In full and without alteration, give the listing again.

_____

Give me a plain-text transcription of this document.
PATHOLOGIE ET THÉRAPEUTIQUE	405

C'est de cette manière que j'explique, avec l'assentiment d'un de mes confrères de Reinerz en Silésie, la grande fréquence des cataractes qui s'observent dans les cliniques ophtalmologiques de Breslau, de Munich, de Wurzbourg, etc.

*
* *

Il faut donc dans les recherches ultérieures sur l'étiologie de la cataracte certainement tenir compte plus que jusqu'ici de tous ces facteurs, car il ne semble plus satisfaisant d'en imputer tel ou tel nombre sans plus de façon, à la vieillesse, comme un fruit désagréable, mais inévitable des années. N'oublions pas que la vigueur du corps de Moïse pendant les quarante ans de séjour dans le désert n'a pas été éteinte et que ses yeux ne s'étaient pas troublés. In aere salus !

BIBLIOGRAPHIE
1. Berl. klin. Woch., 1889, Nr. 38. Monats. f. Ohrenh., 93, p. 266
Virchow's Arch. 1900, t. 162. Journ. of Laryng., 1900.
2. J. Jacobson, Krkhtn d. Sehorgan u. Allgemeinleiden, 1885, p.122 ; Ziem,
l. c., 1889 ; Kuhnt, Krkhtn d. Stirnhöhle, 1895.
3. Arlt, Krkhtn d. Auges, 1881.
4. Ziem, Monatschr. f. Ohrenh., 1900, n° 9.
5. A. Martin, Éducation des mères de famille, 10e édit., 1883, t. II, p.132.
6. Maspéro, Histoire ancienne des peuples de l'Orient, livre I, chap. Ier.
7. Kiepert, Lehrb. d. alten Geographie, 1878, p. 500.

_____

Response to this exercise
Give me a plain-text transcription of this document.
PATHOLOGIE ET THÉRAPEUTIQUE	405

C'est de cette manière que j'explique, avec l'assentiment d'un de mes confrères de Reinerz en Silésie, la grande fréquence des cataractes qui s'observent dans les cliniques ophtalmologiques de Breslau, de Munich, de Wurzbourg, etc.

*
* *

Il faut donc dans les recherches ultérieures sur l'étiologie de la cataracte certainement tenir compte plus que jusqu'ici de tous ces facteurs, car il ne semble plus satisfaisant d'en imputer tel ou tel nombre sans plus de façon, à la vieillesse, comme un fruit désagréable, mais inévitable des années. N'oublions pas que la vigueur du corps de Moïse pendant les quarante ans de séjour dans le désert n'a pas été éteinte et que ses yeux ne s'étaient pas troublés. In aere salus !

BIBLIOGRAPHIE
1. Berl. klin. Woch., 1889, Nr. 38. Monats. f. Ohrenh., 93, p. 266
Virchow's Arch. 1900, t. 162. Journ. of Laryng., 1900.
2. J. Jacobson, Krkhtn d. Sehorgan u. Allgemeinleiden, 1885, p.122 ; Ziem,
l. c., 1889 ; Kuhnt, Krkhtn d. Stirnhöhle, 1895.
3. Arlt, Krkhtn d. Auges, 1881.
4. Ziem, Monatschr. f. Ohrenh., 1900, n° 9.
5. A. Martin, Éducation des mères de famille, 10e édit., 1883, t. II, p.132.
6. Maspéro, Histoire ancienne des peuples de l'Orient, livre I, chap. Ier.
7. Kiepert, Lehrb. d. alten Geographie, 1878, p. 500.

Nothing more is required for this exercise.